Copy every record below exactly.

***** Provided data

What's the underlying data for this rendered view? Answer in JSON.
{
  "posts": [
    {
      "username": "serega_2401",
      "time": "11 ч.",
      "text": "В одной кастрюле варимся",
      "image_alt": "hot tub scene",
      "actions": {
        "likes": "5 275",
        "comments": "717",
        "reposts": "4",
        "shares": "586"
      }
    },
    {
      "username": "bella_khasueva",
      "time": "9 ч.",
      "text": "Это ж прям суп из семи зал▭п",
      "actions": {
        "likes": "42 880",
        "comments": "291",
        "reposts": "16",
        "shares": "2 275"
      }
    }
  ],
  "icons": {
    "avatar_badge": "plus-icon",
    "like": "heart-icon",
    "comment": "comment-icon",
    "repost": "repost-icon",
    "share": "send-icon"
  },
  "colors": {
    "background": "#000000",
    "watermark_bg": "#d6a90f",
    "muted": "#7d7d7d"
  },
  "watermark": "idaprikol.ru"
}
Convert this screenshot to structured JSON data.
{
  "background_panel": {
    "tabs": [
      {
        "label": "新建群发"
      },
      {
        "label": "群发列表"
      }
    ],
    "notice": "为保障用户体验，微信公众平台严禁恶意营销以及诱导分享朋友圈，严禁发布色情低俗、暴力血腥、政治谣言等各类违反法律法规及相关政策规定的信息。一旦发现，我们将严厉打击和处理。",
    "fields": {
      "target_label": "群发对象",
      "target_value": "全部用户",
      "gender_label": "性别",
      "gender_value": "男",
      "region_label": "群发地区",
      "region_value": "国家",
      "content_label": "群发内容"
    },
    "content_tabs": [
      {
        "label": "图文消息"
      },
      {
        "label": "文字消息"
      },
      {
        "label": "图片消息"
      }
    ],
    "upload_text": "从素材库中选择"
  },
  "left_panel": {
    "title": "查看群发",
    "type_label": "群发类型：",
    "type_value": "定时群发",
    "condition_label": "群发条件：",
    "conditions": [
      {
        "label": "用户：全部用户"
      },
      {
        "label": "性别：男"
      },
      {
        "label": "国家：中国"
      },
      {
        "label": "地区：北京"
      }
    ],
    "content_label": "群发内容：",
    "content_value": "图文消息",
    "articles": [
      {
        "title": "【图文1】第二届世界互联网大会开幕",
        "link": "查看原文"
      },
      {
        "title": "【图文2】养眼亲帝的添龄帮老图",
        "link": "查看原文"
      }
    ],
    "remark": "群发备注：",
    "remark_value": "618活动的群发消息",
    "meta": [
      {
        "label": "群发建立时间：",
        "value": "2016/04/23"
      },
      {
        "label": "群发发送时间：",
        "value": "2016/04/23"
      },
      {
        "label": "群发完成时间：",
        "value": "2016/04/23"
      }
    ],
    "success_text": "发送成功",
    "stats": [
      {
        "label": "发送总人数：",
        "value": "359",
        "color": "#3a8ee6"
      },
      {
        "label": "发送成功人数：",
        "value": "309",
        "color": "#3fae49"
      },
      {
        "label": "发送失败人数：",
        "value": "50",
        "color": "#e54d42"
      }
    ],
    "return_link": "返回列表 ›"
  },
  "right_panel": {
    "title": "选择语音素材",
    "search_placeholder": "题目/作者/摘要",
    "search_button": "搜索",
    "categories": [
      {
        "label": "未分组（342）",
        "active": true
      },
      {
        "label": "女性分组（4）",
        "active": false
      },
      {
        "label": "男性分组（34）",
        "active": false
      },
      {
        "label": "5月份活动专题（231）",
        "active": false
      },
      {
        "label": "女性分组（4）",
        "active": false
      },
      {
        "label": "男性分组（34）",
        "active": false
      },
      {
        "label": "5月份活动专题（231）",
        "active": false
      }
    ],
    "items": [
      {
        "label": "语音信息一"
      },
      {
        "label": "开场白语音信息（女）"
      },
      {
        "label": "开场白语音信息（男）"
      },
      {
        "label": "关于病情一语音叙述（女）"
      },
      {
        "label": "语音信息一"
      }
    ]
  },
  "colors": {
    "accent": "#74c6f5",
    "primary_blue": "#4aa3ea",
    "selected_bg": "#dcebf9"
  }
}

**********

**Exercise output**
What's the underlying data for this rendered view? Answer in JSON.
{
  "posts": [
    {
      "username": "serega_2401",
      "time": "11 ч.",
      "text": "В одной кастрюле варимся",
      "image_alt": "hot tub scene",
      "actions": {
        "likes": "5 275",
        "comments": "717",
        "reposts": "4",
        "shares": "586"
      }
    },
    {
      "username": "bella_khasueva",
      "time": "9 ч.",
      "text": "Это ж прям суп из семи зал▭п",
      "actions": {
        "likes": "42 880",
        "comments": "291",
        "reposts": "16",
        "shares": "2 275"
      }
    }
  ],
  "icons": {
    "avatar_badge": "plus-icon",
    "like": "heart-icon",
    "comment": "comment-icon",
    "repost": "repost-icon",
    "share": "send-icon"
  },
  "colors": {
    "background": "#000000",
    "watermark_bg": "#d6a90f",
    "muted": "#7d7d7d"
  },
  "watermark": "idaprikol.ru"
}
Convert this screenshot to structured JSON data.
{
  "background_panel": {
    "tabs": [
      {
        "label": "新建群发"
      },
      {
        "label": "群发列表"
      }
    ],
    "notice": "为保障用户体验，微信公众平台严禁恶意营销以及诱导分享朋友圈，严禁发布色情低俗、暴力血腥、政治谣言等各类违反法律法规及相关政策规定的信息。一旦发现，我们将严厉打击和处理。",
    "fields": {
      "target_label": "群发对象",
      "target_value": "全部用户",
      "gender_label": "性别",
      "gender_value": "男",
      "region_label": "群发地区",
      "region_value": "国家",
      "content_label": "群发内容"
    },
    "content_tabs": [
      {
        "label": "图文消息"
      },
      {
        "label": "文字消息"
      },
      {
        "label": "图片消息"
      }
    ],
    "upload_text": "从素材库中选择"
  },
  "left_panel": {
    "title": "查看群发",
    "type_label": "群发类型：",
    "type_value": "定时群发",
    "condition_label": "群发条件：",
    "conditions": [
      {
        "label": "用户：全部用户"
      },
      {
        "label": "性别：男"
      },
      {
        "label": "国家：中国"
      },
      {
        "label": "地区：北京"
      }
    ],
    "content_label": "群发内容：",
    "content_value": "图文消息",
    "articles": [
      {
        "title": "【图文1】第二届世界互联网大会开幕",
        "link": "查看原文"
      },
      {
        "title": "【图文2】养眼亲帝的添龄帮老图",
        "link": "查看原文"
      }
    ],
    "remark": "群发备注：",
    "remark_value": "618活动的群发消息",
    "meta": [
      {
        "label": "群发建立时间：",
        "value": "2016/04/23"
      },
      {
        "label": "群发发送时间：",
        "value": "2016/04/23"
      },
      {
        "label": "群发完成时间：",
        "value": "2016/04/23"
      }
    ],
    "success_text": "发送成功",
    "stats": [
      {
        "label": "发送总人数：",
        "value": "359",
        "color": "#3a8ee6"
      },
      {
        "label": "发送成功人数：",
        "value": "309",
        "color": "#3fae49"
      },
      {
        "label": "发送失败人数：",
        "value": "50",
        "color": "#e54d42"
      }
    ],
    "return_link": "返回列表 ›"
  },
  "right_panel": {
    "title": "选择语音素材",
    "search_placeholder": "题目/作者/摘要",
    "search_button": "搜索",
    "categories": [
      {
        "label": "未分组（342）",
        "active": true
      },
      {
        "label": "女性分组（4）",
        "active": false
      },
      {
        "label": "男性分组（34）",
        "active": false
      },
      {
        "label": "5月份活动专题（231）",
        "active": false
      },
      {
        "label": "女性分组（4）",
        "active": false
      },
      {
        "label": "男性分组（34）",
        "active": false
      },
      {
        "label": "5月份活动专题（231）",
        "active": false
      }
    ],
    "items": [
      {
        "label": "语音信息一"
      },
      {
        "label": "开场白语音信息（女）"
      },
      {
        "label": "开场白语音信息（男）"
      },
      {
        "label": "关于病情一语音叙述（女）"
      },
      {
        "label": "语音信息一"
      }
    ]
  },
  "colors": {
    "accent": "#74c6f5",
    "primary_blue": "#4aa3ea",
    "selected_bg": "#dcebf9"
  }
}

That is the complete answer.